▸ **Your goal**:
Each entry below is to be transcribed exactly.

▸ **Provided records**:
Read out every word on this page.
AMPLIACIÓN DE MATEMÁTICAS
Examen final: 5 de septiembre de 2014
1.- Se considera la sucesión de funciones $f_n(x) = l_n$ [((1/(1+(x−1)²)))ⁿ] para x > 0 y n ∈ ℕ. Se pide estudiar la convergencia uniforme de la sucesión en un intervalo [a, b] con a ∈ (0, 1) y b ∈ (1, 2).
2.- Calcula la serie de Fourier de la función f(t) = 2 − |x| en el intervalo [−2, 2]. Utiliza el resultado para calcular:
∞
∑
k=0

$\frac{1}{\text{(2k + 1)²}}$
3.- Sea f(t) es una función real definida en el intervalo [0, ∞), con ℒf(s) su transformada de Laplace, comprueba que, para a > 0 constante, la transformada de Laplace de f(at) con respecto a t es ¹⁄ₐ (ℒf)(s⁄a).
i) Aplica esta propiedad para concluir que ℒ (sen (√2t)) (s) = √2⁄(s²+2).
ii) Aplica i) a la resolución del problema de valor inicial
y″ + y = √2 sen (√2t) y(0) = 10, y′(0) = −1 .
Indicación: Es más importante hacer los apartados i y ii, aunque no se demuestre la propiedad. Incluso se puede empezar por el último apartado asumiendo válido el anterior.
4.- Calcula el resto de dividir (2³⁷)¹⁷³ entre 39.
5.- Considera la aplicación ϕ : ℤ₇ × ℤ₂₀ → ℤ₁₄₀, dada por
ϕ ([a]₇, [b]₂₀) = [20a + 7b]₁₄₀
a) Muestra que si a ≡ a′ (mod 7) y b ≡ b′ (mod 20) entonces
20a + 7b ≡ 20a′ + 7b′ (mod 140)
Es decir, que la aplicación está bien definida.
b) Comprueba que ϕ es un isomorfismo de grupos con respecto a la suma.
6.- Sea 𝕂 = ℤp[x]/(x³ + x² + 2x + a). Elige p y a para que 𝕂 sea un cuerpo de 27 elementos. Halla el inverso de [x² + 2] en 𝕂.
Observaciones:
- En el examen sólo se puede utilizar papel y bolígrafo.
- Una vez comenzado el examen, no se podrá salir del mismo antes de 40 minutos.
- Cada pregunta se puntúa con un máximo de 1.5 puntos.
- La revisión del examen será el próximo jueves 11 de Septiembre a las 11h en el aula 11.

▸ **Result of the exercise**:
Read out every word on this page.
AMPLIACIÓN DE MATEMÁTICAS
Examen final: 5 de septiembre de 2014
1.- Se considera la sucesión de funciones $f_n(x) = l_n$ [((1/(1+(x−1)²)))ⁿ] para x > 0 y n ∈ ℕ. Se pide estudiar la convergencia uniforme de la sucesión en un intervalo [a, b] con a ∈ (0, 1) y b ∈ (1, 2).
2.- Calcula la serie de Fourier de la función f(t) = 2 − |x| en el intervalo [−2, 2]. Utiliza el resultado para calcular:
∞
∑
k=0

$\frac{1}{\text{(2k + 1)²}}$
3.- Sea f(t) es una función real definida en el intervalo [0, ∞), con ℒf(s) su transformada de Laplace, comprueba que, para a > 0 constante, la transformada de Laplace de f(at) con respecto a t es ¹⁄ₐ (ℒf)(s⁄a).
i) Aplica esta propiedad para concluir que ℒ (sen (√2t)) (s) = √2⁄(s²+2).
ii) Aplica i) a la resolución del problema de valor inicial
y″ + y = √2 sen (√2t) y(0) = 10, y′(0) = −1 .
Indicación: Es más importante hacer los apartados i y ii, aunque no se demuestre la propiedad. Incluso se puede empezar por el último apartado asumiendo válido el anterior.
4.- Calcula el resto de dividir (2³⁷)¹⁷³ entre 39.
5.- Considera la aplicación ϕ : ℤ₇ × ℤ₂₀ → ℤ₁₄₀, dada por
ϕ ([a]₇, [b]₂₀) = [20a + 7b]₁₄₀
a) Muestra que si a ≡ a′ (mod 7) y b ≡ b′ (mod 20) entonces
20a + 7b ≡ 20a′ + 7b′ (mod 140)
Es decir, que la aplicación está bien definida.
b) Comprueba que ϕ es un isomorfismo de grupos con respecto a la suma.
6.- Sea 𝕂 = ℤp[x]/(x³ + x² + 2x + a). Elige p y a para que 𝕂 sea un cuerpo de 27 elementos. Halla el inverso de [x² + 2] en 𝕂.
Observaciones:
- En el examen sólo se puede utilizar papel y bolígrafo.
- Una vez comenzado el examen, no se podrá salir del mismo antes de 40 minutos.
- Cada pregunta se puntúa con un máximo de 1.5 puntos.
- La revisión del examen será el próximo jueves 11 de Septiembre a las 11h en el aula 11.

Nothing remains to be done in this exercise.